## Begin Records to process

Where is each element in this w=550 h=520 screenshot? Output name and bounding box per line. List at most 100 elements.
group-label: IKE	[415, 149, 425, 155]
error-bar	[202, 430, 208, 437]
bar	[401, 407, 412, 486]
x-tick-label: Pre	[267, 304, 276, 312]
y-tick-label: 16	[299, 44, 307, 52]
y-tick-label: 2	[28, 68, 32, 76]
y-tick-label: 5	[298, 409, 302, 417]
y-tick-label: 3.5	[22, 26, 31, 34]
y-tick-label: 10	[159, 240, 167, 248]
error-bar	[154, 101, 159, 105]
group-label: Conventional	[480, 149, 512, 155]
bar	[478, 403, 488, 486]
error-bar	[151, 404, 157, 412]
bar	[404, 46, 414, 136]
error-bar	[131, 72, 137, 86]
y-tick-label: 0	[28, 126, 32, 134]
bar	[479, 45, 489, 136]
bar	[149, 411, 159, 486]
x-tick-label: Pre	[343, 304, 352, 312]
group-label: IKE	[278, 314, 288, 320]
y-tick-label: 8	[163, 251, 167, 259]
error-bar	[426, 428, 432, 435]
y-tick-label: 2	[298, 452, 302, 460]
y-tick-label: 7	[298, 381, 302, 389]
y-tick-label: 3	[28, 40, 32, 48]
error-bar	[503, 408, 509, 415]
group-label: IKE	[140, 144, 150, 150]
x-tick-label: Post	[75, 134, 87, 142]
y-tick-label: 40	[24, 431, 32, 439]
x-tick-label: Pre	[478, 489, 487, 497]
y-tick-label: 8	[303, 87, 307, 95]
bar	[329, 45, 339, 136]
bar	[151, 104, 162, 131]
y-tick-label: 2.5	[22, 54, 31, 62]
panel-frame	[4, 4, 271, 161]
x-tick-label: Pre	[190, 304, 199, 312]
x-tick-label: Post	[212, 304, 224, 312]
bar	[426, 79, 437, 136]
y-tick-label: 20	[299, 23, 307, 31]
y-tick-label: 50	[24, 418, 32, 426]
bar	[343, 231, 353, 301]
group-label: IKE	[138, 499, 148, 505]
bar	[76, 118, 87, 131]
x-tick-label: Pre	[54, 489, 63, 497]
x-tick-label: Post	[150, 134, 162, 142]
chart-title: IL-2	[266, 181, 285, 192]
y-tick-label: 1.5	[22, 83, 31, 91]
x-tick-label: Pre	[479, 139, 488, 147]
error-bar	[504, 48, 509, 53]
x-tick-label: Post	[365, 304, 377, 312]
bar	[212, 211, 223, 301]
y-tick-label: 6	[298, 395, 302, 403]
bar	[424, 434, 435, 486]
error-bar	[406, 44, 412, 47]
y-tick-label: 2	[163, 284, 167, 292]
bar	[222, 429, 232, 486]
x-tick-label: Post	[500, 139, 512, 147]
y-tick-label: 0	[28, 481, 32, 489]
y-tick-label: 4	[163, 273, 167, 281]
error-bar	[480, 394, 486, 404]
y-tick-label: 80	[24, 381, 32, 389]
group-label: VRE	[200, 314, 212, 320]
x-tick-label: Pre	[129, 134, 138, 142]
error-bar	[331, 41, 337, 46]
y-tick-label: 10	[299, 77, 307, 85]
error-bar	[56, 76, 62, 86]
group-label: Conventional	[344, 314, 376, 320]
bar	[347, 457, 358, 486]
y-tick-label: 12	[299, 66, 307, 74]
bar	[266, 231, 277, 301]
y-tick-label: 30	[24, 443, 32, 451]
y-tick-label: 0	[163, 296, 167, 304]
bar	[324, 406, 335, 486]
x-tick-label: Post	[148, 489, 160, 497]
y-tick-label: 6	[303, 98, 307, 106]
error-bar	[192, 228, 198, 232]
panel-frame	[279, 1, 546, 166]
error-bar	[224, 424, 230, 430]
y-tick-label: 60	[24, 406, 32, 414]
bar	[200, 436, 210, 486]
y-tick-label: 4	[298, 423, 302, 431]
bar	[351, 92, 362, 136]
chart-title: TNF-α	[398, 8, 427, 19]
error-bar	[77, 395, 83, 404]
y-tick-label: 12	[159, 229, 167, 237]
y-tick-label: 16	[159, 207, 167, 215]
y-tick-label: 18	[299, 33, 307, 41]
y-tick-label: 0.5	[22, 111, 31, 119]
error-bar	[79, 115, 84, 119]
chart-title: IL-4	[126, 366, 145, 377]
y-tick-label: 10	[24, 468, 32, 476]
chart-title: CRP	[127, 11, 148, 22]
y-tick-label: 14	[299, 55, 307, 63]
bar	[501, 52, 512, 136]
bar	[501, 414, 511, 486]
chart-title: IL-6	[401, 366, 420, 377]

## End Records to process

Instruction - Could you arrange the lines from the start of the data up to and including the line with "409, 302, 417]" as a JSON list of strings, one string per line, leaving out blank lines?

Answer in full -
[
  "Where is each element in this w=550 h=520 screenshot? Output name and bounding box per line. List at most 100 elements.",
  "group-label: IKE\t[415, 149, 425, 155]",
  "error-bar\t[202, 430, 208, 437]",
  "bar\t[401, 407, 412, 486]",
  "x-tick-label: Pre\t[267, 304, 276, 312]",
  "y-tick-label: 16\t[299, 44, 307, 52]",
  "y-tick-label: 2\t[28, 68, 32, 76]",
  "y-tick-label: 5\t[298, 409, 302, 417]"
]